* begin Page excerpt *
But after “eavesdropping” on the queer’s logical oral film review, I came to understand that those contrived art designs, the disordered temporal and spatial dimensions, the fake Mexico City, the shy emotions, and the bold sex scenes, which I found distasteful in “Queer”, are precisely the authentic expressions of queer identity. It’s just unfortunate that it’s so far removed from the comfortable zone I’m familiar with, leaving me incapable of accepting this real queer expression. You are you, we are we — or more precisely, I am me. The queer in the café probably didn’t expect me to understand them/he/she anyway.

There’s also an interesting experience I’d like to share. Eleven years ago, a friend jokingly accused me of being homophobic, and as a result, I received an invitation from the Ontario tourism board to visit Toronto. I was the only heterosexual person in the LGBTQ media group asked to participate in and report on the quinquennial WorldPride. At that time, the travel magazine I worked for, ACROSS, was even jokingly considered by my fellow group members as a transgender magazine, simply because of its name. A direct flight from my hometown took me straight to the grand parade, where I watched groups proudly flaunting their identities parade down the streets.
* end Page excerpt *
* begin Extracted data *
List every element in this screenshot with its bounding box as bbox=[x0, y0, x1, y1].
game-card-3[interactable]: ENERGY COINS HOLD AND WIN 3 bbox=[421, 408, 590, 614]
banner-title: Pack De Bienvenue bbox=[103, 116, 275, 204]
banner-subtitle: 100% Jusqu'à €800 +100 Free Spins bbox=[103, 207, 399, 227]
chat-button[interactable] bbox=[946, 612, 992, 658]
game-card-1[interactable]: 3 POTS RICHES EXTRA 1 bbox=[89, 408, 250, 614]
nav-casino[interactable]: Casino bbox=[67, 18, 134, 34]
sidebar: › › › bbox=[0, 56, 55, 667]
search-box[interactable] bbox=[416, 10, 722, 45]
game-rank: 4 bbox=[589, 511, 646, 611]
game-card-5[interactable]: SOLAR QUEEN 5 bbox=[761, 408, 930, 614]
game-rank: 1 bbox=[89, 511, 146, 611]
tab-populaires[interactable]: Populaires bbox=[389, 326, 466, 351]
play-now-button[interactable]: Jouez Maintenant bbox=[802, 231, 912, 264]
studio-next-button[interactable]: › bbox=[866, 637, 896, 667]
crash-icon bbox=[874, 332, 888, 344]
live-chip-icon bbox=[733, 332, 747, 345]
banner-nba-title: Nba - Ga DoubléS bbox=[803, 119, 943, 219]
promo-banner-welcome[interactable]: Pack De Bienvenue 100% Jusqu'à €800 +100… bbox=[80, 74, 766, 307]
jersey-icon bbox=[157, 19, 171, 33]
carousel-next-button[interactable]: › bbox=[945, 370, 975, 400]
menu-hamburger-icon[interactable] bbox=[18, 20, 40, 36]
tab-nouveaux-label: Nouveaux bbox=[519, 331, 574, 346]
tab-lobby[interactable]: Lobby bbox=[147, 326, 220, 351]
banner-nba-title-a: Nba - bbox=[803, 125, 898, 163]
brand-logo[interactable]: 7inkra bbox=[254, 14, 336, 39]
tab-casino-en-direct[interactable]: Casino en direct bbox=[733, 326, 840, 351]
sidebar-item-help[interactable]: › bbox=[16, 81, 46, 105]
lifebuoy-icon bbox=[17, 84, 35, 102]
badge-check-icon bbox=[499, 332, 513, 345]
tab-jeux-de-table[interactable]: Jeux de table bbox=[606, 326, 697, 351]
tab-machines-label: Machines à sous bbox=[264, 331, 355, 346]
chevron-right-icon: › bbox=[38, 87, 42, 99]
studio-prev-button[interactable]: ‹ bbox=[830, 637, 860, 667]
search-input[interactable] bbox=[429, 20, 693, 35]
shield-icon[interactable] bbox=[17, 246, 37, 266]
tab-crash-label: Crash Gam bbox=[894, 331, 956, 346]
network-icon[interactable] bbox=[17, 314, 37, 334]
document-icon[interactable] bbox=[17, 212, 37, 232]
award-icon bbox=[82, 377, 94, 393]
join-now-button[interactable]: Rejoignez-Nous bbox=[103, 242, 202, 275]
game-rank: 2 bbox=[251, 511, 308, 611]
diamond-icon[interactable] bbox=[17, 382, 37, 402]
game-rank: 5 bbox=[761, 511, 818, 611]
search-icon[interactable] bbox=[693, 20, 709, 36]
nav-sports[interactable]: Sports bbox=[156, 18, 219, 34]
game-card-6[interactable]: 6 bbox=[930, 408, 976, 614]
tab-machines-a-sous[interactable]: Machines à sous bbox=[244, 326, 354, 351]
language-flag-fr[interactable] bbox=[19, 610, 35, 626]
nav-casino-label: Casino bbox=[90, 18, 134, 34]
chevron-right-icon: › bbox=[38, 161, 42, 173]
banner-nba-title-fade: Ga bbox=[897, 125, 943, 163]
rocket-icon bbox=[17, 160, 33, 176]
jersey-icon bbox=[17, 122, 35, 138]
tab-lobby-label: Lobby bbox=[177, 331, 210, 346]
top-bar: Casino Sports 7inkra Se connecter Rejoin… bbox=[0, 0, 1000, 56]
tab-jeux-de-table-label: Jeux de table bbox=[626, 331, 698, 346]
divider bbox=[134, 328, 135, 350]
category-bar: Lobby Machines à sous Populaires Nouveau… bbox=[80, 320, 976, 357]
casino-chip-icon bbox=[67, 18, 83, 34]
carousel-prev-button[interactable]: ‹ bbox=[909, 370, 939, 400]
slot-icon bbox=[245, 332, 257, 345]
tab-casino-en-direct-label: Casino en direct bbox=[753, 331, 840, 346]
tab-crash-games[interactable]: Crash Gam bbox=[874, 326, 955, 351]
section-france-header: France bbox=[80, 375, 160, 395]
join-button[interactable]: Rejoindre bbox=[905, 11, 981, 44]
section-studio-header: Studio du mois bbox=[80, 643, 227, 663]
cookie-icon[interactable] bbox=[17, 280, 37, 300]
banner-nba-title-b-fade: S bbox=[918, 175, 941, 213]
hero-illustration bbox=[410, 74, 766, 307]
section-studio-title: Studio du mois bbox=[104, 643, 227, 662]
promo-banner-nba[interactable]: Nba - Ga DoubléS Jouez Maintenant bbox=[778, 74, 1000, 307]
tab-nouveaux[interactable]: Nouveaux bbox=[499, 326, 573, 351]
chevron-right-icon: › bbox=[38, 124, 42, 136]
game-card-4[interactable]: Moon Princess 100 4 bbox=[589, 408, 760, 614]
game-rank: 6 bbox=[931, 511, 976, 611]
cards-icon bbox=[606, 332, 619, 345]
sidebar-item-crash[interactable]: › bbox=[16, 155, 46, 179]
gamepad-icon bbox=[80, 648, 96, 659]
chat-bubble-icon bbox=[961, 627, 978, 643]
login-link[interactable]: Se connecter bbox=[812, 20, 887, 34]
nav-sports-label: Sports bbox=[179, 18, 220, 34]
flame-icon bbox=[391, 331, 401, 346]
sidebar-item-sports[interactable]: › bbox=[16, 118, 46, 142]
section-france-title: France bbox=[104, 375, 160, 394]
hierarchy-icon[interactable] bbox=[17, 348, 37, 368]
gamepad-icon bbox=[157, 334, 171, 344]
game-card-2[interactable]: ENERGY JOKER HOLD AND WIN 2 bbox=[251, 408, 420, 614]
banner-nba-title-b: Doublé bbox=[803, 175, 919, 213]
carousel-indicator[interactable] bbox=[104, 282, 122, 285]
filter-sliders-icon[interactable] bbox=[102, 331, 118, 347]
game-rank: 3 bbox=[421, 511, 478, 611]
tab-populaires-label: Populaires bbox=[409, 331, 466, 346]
* end Extracted data *
▸ **Written problem A**: Decide whether each statement agrees with the essay on the film "Queer": (i) the writer was the only heterosexual person in the LGBTQ media group; (ii) the invitation to visit Toronto came from the Ontario tourism board; (iii) the Toronto trip took place five years ago. Answer each with yes or no and quote the deciding words from the essay.
▸ **Written problem B**: Pick up the essay on the film "Queer" after its last sentence and continue it.

▸ **Expected answer A**:
(i) Yes: "I was the only heterosexual person in the LGBTQ media group"
(ii) Yes: "I received an invitation from the Ontario tourism board to visit Toronto"
(iii) No: "Eleven years ago"

▸ **Expected answer B**:
Men and women dressed as Trojan warriors promoted their condom brands; underwear brands partnered with Red Bull to distribute free beverages and install mist cooling systems to help participants fight the heat; and tourism boards from various Canadian provinces as well as their counterparts from Boston and Vienna handed out their respective cities' “rainbow tourism” guides. In the pamphlets, the acronym that represents the rainbow community was upgraded from LGBTQ to LGBTQI2-S. Twelve thousand five hundred participants from 285 groups filled the central streets, each with their own slogans, floats, costumes, and dances, even pulling in bar-goers who were reluctant to miss the second half of the Netherlands vs. Mexico match at the World Cup in Brazil. The crowd swelled to over 100,000 onlookers. The event felt like a mix of an Olympic opening ceremony and a corporate annual meeting, with teams from Chile, Italy, Israel, Kenya, South Korea, China, and “powerful Thailand” (as stated in its placard) showcasing their national characteristics while proudly shouting slogans. Personnel from Air Canada, the Royal Canadian Mounted Police, the Toronto police, as well as city and provincial unions all made appearances in their work uniforms, and the most popular group, the firefighters, sprayed mist to cool down spectators, who nearly suffered heatstroke.
But LGBTQI2-S consists of many individual groups — so, who, among this sea of individuals, are the queers who refuse to integrate with the rest? Perhaps queers are independent individuals, dressed in all sorts of strange clothes, or perhaps they’re everyone on Yonge Street.